Exercise directions: Tally up how many lines in the listing below contain the string "hint", and give only the total.

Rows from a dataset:
+++
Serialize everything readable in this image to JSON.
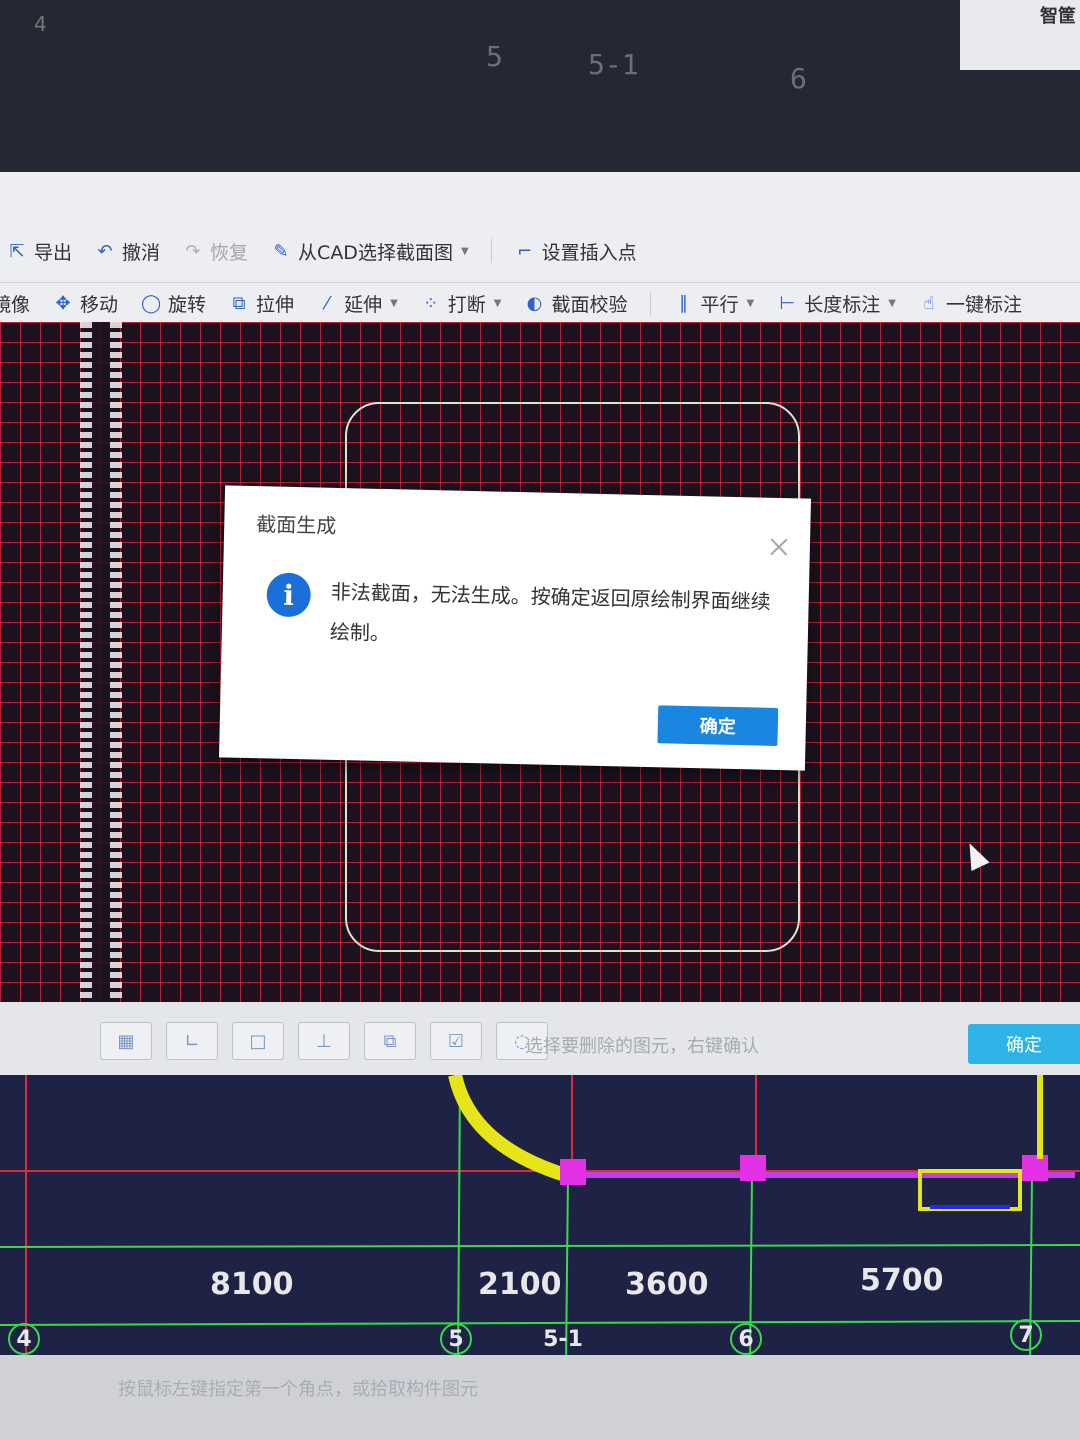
{
  "top": {
    "corner_label": "4",
    "axis_labels": [
      "5",
      "5-1",
      "6"
    ],
    "right_label": "智筐"
  },
  "toolbar1": {
    "export": "导出",
    "undo": "撤消",
    "redo": "恢复",
    "from_cad": "从CAD选择截面图",
    "set_insert_point": "设置插入点"
  },
  "toolbar2": {
    "mirror": "镜像",
    "move": "移动",
    "rotate": "旋转",
    "stretch": "拉伸",
    "extend": "延伸",
    "break": "打断",
    "section_check": "截面校验",
    "parallel": "平行",
    "length_dim": "长度标注",
    "one_click_dim": "一键标注"
  },
  "dialog": {
    "title": "截面生成",
    "message": "非法截面，无法生成。按确定返回原绘制界面继续绘制。",
    "ok_label": "确定"
  },
  "status": {
    "hint": "选择要删除的图元，右键确认",
    "ok_label": "确定"
  },
  "plan": {
    "dimensions": [
      "8100",
      "2100",
      "3600",
      "5700"
    ],
    "grid_labels": [
      "4",
      "5",
      "5-1",
      "6",
      "7"
    ],
    "hint": "按鼠标左键指定第一个角点，或拾取构件图元"
  },
  "colors": {
    "grid_line": "#eb283c",
    "dialog_ok": "#1a86df",
    "status_ok": "#2eb3e6",
    "plan_bg": "#1e2245",
    "axis_green": "#38d94a"
  }
}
+++
Written answer: 2